OBJECTIVE » Look through the data and write out every line with the word "document" in it.

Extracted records
···

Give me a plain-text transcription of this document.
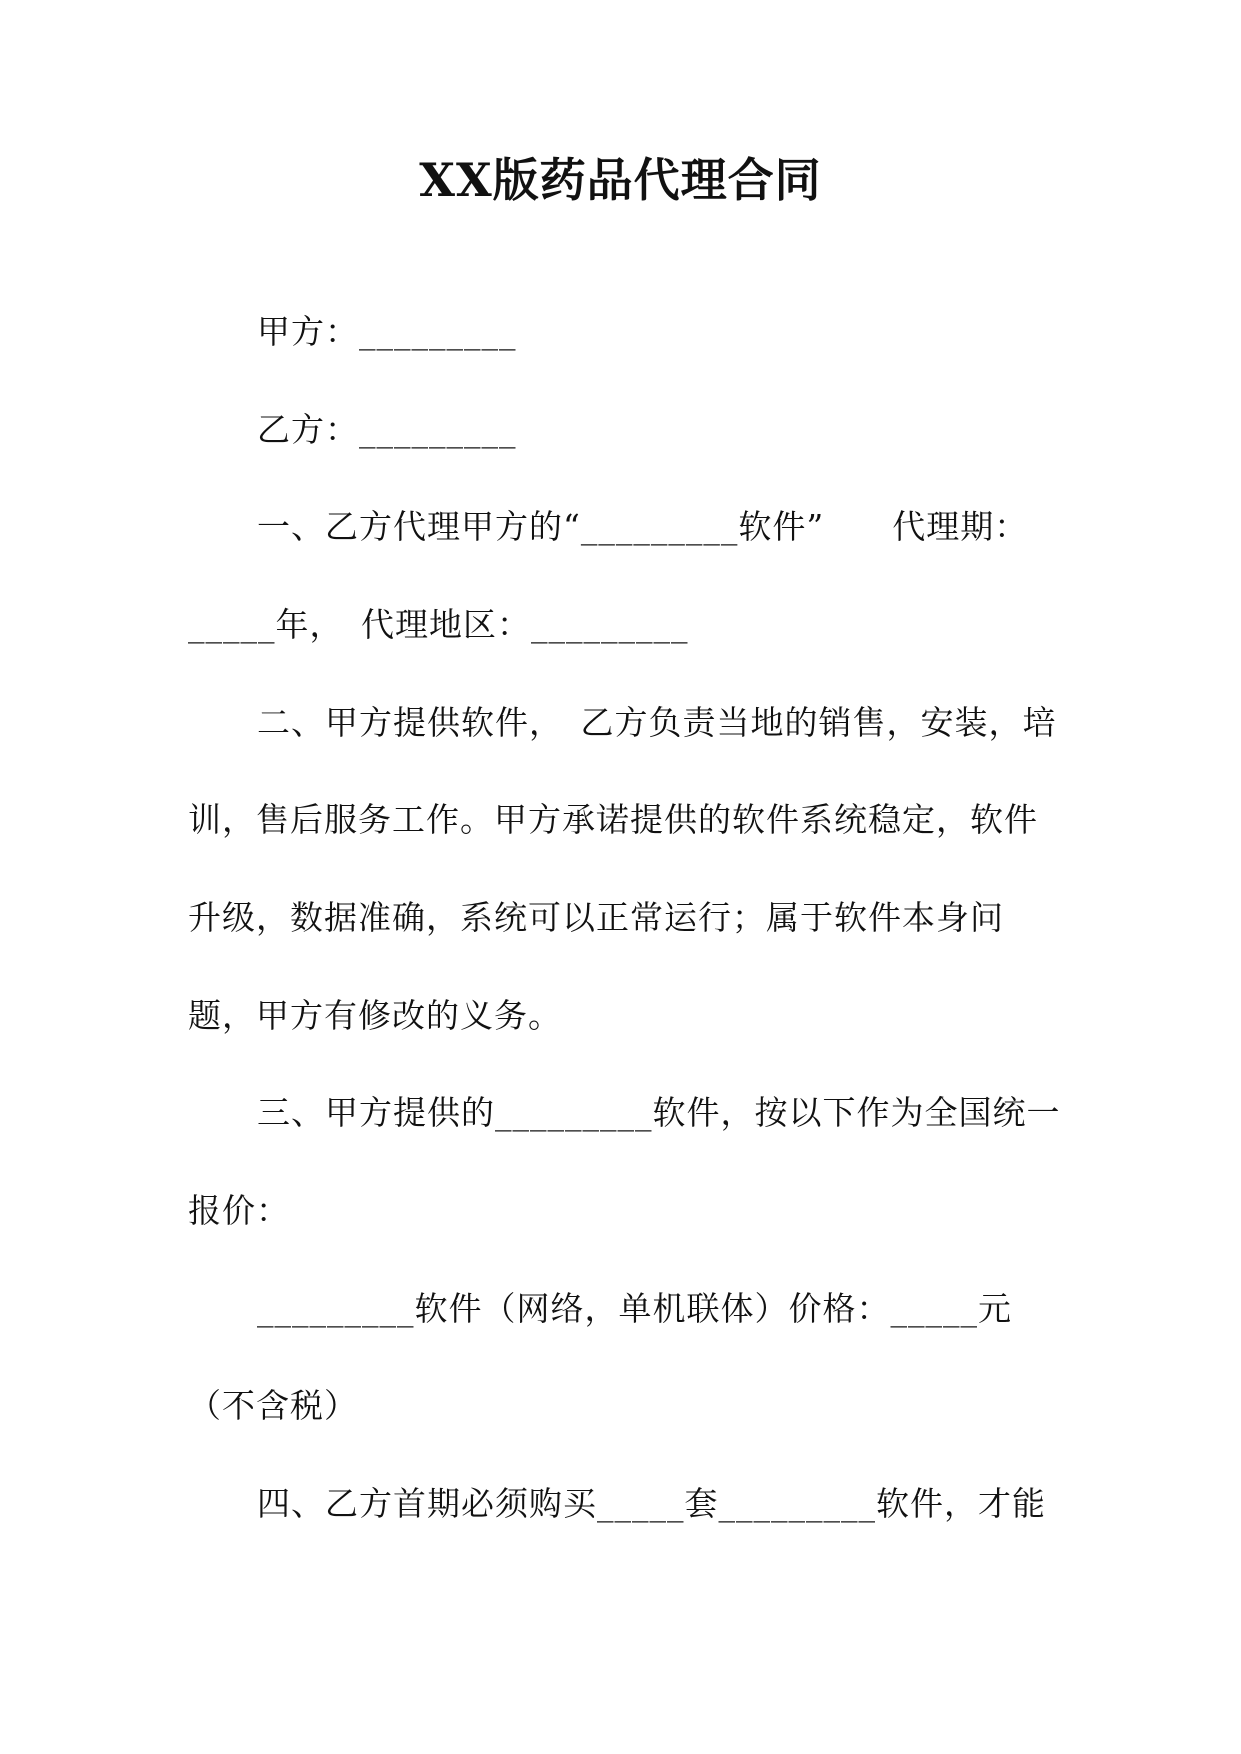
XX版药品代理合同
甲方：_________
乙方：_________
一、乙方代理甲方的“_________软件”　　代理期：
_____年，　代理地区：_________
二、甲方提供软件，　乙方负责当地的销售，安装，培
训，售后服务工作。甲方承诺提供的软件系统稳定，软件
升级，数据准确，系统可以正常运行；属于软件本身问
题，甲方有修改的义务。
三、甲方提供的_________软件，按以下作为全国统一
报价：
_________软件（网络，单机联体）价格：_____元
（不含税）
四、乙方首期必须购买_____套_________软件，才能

···

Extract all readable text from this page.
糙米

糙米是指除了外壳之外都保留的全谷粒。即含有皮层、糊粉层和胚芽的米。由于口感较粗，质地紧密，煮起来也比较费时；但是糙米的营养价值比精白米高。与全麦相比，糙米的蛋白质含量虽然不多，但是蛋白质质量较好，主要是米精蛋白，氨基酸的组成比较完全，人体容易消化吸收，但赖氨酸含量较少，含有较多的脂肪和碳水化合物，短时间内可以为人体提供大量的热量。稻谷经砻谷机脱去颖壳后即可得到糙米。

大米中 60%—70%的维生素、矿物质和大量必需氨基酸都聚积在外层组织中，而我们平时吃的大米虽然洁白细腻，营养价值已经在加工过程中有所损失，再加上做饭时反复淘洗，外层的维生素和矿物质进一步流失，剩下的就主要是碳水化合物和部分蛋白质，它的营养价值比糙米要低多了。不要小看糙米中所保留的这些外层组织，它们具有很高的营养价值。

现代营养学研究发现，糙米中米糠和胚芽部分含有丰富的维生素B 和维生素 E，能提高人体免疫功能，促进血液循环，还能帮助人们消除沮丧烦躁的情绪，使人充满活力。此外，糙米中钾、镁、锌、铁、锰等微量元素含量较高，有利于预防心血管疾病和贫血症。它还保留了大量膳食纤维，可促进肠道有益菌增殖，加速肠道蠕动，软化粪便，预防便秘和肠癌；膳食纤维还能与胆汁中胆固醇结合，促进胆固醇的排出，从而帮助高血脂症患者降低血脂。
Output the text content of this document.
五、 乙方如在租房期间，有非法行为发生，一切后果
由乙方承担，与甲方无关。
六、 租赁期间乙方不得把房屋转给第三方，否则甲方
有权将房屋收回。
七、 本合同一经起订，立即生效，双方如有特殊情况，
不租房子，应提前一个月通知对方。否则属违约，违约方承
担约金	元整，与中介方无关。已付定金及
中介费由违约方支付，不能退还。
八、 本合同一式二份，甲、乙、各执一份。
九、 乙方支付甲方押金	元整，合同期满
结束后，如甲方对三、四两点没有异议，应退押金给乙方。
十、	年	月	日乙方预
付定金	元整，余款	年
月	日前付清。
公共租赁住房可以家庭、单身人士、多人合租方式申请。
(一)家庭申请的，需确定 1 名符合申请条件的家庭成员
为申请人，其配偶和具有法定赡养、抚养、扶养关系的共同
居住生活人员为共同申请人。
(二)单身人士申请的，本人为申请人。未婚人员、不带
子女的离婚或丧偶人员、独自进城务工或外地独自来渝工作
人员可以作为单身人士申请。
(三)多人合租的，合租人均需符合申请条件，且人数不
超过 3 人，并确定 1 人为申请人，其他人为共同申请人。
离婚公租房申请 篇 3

···

OUTPUT »
Give me a plain-text transcription of this document.
Output the text content of this document.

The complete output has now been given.